Restate, word for word, all of the material shown below.
--*--
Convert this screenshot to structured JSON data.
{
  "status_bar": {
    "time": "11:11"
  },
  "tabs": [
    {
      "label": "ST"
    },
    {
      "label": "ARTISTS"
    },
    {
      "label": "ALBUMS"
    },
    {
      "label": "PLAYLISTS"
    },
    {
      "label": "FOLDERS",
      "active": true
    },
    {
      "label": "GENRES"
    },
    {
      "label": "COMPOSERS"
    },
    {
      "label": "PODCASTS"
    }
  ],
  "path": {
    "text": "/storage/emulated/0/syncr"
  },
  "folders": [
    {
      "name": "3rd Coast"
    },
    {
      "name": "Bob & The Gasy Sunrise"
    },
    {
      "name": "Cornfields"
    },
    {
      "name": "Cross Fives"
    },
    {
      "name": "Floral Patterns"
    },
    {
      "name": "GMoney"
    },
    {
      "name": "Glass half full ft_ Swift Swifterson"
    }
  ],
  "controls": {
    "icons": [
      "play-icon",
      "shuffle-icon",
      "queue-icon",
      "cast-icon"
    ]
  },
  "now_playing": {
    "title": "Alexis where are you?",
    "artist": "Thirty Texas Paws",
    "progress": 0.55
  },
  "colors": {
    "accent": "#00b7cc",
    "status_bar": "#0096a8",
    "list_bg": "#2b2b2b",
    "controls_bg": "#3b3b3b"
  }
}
--*--
Task result:
Convert this screenshot to structured JSON data.
{
  "status_bar": {
    "time": "11:11"
  },
  "tabs": [
    {
      "label": "ST"
    },
    {
      "label": "ARTISTS"
    },
    {
      "label": "ALBUMS"
    },
    {
      "label": "PLAYLISTS"
    },
    {
      "label": "FOLDERS",
      "active": true
    },
    {
      "label": "GENRES"
    },
    {
      "label": "COMPOSERS"
    },
    {
      "label": "PODCASTS"
    }
  ],
  "path": {
    "text": "/storage/emulated/0/syncr"
  },
  "folders": [
    {
      "name": "3rd Coast"
    },
    {
      "name": "Bob & The Gasy Sunrise"
    },
    {
      "name": "Cornfields"
    },
    {
      "name": "Cross Fives"
    },
    {
      "name": "Floral Patterns"
    },
    {
      "name": "GMoney"
    },
    {
      "name": "Glass half full ft_ Swift Swifterson"
    }
  ],
  "controls": {
    "icons": [
      "play-icon",
      "shuffle-icon",
      "queue-icon",
      "cast-icon"
    ]
  },
  "now_playing": {
    "title": "Alexis where are you?",
    "artist": "Thirty Texas Paws",
    "progress": 0.55
  },
  "colors": {
    "accent": "#00b7cc",
    "status_bar": "#0096a8",
    "list_bg": "#2b2b2b",
    "controls_bg": "#3b3b3b"
  }
}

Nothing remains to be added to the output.